| Given problem |
Report all lines holding "structured".

| Input |

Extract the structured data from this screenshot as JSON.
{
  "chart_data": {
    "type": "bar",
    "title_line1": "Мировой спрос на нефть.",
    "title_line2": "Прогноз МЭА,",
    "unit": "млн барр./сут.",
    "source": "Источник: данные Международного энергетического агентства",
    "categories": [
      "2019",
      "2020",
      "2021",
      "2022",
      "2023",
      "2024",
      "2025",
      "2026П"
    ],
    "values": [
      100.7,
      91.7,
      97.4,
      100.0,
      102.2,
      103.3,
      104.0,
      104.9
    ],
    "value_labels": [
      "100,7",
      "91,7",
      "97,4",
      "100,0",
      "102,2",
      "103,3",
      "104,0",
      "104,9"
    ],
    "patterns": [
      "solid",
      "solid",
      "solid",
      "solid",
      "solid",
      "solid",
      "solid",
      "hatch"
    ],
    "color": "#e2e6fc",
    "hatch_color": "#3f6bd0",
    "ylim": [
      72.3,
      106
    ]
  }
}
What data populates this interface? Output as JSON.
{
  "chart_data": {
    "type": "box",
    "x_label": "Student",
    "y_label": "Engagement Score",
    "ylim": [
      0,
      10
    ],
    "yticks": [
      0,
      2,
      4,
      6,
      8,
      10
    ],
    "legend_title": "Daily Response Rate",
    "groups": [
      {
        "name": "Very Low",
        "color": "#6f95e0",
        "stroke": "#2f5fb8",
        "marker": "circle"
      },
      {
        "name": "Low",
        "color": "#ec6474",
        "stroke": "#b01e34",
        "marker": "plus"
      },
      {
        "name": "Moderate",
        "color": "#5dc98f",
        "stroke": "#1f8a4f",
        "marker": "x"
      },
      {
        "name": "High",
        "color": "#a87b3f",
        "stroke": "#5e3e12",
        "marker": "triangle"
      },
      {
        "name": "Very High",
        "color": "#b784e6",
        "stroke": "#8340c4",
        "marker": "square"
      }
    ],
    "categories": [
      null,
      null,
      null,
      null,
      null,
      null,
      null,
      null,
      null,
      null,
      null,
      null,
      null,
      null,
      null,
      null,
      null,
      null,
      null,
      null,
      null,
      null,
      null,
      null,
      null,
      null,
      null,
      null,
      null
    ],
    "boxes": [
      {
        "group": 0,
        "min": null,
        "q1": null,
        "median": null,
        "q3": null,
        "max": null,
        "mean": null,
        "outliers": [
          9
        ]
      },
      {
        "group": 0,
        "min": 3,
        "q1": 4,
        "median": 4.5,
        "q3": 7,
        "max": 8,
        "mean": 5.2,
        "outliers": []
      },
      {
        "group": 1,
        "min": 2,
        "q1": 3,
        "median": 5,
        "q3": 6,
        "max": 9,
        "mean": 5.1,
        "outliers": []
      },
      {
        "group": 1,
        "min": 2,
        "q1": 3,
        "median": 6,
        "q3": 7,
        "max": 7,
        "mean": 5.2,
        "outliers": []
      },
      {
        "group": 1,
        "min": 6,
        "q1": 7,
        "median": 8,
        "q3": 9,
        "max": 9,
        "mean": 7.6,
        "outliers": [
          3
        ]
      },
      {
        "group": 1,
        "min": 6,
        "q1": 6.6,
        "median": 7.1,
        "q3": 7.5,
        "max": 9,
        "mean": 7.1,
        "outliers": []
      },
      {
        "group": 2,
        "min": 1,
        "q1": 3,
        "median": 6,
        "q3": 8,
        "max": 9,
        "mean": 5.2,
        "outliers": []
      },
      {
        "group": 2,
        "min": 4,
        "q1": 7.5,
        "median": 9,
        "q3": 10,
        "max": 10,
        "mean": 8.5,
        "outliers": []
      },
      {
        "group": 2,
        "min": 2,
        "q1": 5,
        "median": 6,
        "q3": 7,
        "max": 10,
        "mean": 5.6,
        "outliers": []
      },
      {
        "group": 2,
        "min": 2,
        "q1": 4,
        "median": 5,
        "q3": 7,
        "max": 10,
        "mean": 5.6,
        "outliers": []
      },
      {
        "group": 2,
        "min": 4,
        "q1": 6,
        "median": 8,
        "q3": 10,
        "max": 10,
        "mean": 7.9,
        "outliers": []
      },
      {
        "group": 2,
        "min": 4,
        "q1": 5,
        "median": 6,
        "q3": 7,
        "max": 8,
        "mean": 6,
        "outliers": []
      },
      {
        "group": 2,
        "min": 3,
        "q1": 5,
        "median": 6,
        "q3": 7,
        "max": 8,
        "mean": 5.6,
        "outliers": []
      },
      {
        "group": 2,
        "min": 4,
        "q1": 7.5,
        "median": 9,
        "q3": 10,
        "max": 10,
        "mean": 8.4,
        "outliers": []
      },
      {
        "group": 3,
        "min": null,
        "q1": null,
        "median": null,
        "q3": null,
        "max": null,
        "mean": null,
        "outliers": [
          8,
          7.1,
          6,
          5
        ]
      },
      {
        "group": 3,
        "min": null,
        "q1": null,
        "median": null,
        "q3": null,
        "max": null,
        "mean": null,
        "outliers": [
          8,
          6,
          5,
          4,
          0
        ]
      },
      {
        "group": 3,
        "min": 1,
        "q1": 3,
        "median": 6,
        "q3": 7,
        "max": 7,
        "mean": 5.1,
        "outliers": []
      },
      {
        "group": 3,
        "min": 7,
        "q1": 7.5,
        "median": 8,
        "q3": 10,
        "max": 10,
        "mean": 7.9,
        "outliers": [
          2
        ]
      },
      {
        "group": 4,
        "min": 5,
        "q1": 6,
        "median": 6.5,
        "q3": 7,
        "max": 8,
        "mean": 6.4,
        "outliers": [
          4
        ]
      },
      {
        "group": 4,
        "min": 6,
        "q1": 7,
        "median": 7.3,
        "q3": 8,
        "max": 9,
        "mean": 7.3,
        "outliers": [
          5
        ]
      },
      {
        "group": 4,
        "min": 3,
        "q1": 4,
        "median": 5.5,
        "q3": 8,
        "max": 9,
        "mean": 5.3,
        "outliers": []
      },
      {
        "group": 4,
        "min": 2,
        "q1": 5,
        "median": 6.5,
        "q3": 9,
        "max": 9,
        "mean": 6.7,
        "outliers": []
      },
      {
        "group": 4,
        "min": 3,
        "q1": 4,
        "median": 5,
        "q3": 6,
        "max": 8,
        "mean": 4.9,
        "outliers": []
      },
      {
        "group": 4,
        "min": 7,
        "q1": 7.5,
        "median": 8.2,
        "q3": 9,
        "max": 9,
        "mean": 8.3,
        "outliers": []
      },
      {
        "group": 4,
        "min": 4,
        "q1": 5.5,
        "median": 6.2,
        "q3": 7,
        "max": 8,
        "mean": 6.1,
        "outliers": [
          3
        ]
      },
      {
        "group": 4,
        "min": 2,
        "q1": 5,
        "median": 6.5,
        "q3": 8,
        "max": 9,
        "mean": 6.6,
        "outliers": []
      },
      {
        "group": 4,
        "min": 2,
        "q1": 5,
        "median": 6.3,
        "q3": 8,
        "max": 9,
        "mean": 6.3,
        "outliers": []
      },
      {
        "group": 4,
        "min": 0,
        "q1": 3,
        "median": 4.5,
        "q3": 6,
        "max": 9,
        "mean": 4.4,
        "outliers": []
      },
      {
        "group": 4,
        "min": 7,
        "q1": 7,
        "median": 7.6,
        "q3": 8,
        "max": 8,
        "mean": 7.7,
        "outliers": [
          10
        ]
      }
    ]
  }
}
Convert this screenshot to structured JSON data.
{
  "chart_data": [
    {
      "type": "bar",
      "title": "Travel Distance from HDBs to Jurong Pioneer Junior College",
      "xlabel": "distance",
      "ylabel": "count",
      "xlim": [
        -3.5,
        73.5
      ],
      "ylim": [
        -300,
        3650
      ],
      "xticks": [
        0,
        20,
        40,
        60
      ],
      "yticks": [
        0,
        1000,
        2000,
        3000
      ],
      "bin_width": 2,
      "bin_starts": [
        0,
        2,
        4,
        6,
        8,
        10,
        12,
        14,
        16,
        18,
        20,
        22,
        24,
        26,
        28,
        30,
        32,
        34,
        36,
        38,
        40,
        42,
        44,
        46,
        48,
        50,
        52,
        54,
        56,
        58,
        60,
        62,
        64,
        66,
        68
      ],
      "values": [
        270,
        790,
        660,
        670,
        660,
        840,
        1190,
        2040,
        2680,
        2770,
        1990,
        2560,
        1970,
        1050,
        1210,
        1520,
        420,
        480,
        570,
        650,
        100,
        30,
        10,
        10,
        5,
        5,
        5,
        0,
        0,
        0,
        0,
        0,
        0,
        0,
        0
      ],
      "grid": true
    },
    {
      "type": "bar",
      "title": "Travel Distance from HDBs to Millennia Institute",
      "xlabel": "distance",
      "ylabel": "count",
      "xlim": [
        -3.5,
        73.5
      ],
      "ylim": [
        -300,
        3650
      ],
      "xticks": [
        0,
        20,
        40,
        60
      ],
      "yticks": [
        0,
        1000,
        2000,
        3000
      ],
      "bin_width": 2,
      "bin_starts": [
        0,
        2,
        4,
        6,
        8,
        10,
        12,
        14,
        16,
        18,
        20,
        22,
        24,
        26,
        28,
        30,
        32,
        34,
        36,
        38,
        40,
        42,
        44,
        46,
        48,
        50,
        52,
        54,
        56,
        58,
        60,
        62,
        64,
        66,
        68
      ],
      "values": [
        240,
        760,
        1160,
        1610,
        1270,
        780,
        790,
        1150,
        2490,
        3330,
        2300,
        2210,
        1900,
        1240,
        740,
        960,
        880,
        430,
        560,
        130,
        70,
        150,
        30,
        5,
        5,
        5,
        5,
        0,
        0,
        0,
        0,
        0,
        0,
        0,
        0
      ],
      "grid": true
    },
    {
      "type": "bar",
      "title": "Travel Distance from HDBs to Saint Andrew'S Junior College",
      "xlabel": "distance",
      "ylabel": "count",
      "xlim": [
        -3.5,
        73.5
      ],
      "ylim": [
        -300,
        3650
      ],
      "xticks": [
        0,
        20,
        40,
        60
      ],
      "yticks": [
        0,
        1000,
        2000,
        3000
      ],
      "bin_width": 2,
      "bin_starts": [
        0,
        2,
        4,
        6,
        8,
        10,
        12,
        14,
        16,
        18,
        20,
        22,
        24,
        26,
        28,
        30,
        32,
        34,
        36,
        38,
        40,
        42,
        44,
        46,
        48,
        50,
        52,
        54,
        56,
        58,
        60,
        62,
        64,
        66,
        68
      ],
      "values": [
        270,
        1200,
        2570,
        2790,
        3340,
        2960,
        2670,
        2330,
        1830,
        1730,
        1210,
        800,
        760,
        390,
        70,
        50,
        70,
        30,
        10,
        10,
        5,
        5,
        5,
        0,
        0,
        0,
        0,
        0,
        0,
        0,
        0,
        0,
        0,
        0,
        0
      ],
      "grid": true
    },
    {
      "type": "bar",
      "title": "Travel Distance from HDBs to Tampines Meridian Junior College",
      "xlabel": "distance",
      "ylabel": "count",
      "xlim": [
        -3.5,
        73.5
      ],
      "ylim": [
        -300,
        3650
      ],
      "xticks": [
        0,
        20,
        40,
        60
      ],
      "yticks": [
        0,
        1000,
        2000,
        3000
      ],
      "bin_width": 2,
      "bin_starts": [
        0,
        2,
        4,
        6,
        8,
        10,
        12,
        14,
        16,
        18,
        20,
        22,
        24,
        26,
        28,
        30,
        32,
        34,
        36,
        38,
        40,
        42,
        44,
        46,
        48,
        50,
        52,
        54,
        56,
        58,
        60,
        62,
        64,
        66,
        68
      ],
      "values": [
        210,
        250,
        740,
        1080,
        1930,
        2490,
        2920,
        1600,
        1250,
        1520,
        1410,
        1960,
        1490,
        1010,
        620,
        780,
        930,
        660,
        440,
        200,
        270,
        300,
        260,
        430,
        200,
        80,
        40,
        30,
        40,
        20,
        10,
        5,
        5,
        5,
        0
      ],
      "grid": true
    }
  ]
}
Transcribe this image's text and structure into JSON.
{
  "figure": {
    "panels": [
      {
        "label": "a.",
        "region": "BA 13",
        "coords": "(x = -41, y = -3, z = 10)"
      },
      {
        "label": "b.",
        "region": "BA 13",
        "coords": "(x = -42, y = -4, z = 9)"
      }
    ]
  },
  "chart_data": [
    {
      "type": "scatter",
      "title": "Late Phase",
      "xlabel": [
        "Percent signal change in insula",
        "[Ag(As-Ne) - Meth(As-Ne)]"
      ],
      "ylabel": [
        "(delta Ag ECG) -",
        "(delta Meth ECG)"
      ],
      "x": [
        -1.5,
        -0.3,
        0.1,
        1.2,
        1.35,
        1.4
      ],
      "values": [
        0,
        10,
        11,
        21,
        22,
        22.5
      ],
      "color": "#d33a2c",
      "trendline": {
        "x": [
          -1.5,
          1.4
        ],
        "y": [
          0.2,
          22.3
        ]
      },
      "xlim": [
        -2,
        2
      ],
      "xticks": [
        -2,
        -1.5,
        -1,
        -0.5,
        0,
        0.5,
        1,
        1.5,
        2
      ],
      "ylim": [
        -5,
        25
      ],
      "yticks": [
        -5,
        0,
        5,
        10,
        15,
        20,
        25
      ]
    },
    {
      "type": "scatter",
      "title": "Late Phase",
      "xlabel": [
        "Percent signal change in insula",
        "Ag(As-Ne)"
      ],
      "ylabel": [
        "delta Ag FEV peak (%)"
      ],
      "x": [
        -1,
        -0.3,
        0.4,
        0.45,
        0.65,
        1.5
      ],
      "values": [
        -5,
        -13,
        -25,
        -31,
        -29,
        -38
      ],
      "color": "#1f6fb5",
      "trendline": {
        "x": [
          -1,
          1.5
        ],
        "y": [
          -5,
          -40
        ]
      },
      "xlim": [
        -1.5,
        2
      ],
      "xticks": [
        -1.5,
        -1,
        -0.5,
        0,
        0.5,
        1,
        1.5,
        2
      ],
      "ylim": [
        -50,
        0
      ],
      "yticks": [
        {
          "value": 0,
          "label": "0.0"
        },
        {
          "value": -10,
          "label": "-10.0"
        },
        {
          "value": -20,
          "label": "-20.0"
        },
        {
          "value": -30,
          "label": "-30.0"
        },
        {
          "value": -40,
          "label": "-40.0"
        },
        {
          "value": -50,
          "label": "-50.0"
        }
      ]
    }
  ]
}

| The reply |
Extract the structured data from this screenshot as JSON.
Convert this screenshot to structured JSON data.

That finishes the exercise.